(Stored data entries)
================================
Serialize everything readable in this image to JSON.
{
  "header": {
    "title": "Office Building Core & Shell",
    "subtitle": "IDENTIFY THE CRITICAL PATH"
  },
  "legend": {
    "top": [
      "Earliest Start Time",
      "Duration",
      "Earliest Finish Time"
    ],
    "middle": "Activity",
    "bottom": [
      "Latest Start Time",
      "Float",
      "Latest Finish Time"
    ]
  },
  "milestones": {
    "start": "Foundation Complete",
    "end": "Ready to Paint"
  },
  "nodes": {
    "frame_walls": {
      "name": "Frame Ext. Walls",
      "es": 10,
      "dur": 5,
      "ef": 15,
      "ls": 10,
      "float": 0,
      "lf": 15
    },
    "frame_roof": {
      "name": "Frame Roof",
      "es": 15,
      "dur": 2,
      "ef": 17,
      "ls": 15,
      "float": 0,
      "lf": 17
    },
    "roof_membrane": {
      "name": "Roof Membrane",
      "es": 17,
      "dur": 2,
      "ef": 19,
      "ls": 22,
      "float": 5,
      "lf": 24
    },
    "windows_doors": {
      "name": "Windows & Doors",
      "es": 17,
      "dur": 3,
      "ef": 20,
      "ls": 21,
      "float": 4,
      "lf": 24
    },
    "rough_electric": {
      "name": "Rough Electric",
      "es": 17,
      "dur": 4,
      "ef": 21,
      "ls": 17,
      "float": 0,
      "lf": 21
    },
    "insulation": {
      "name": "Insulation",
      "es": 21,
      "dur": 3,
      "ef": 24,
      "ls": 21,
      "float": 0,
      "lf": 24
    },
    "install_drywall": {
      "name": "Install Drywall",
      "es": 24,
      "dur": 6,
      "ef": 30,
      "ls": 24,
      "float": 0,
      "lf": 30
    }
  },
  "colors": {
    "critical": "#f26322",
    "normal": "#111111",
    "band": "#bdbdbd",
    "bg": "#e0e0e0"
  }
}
================================
## Problem statement
Reproduce each record exactly, leaving nothing out.

## Response below
Serialize everything readable in this image to JSON.
{
  "header": {
    "title": "Office Building Core & Shell",
    "subtitle": "IDENTIFY THE CRITICAL PATH"
  },
  "legend": {
    "top": [
      "Earliest Start Time",
      "Duration",
      "Earliest Finish Time"
    ],
    "middle": "Activity",
    "bottom": [
      "Latest Start Time",
      "Float",
      "Latest Finish Time"
    ]
  },
  "milestones": {
    "start": "Foundation Complete",
    "end": "Ready to Paint"
  },
  "nodes": {
    "frame_walls": {
      "name": "Frame Ext. Walls",
      "es": 10,
      "dur": 5,
      "ef": 15,
      "ls": 10,
      "float": 0,
      "lf": 15
    },
    "frame_roof": {
      "name": "Frame Roof",
      "es": 15,
      "dur": 2,
      "ef": 17,
      "ls": 15,
      "float": 0,
      "lf": 17
    },
    "roof_membrane": {
      "name": "Roof Membrane",
      "es": 17,
      "dur": 2,
      "ef": 19,
      "ls": 22,
      "float": 5,
      "lf": 24
    },
    "windows_doors": {
      "name": "Windows & Doors",
      "es": 17,
      "dur": 3,
      "ef": 20,
      "ls": 21,
      "float": 4,
      "lf": 24
    },
    "rough_electric": {
      "name": "Rough Electric",
      "es": 17,
      "dur": 4,
      "ef": 21,
      "ls": 17,
      "float": 0,
      "lf": 21
    },
    "insulation": {
      "name": "Insulation",
      "es": 21,
      "dur": 3,
      "ef": 24,
      "ls": 21,
      "float": 0,
      "lf": 24
    },
    "install_drywall": {
      "name": "Install Drywall",
      "es": 24,
      "dur": 6,
      "ef": 30,
      "ls": 24,
      "float": 0,
      "lf": 30
    }
  },
  "colors": {
    "critical": "#f26322",
    "normal": "#111111",
    "band": "#bdbdbd",
    "bg": "#e0e0e0"
  }
}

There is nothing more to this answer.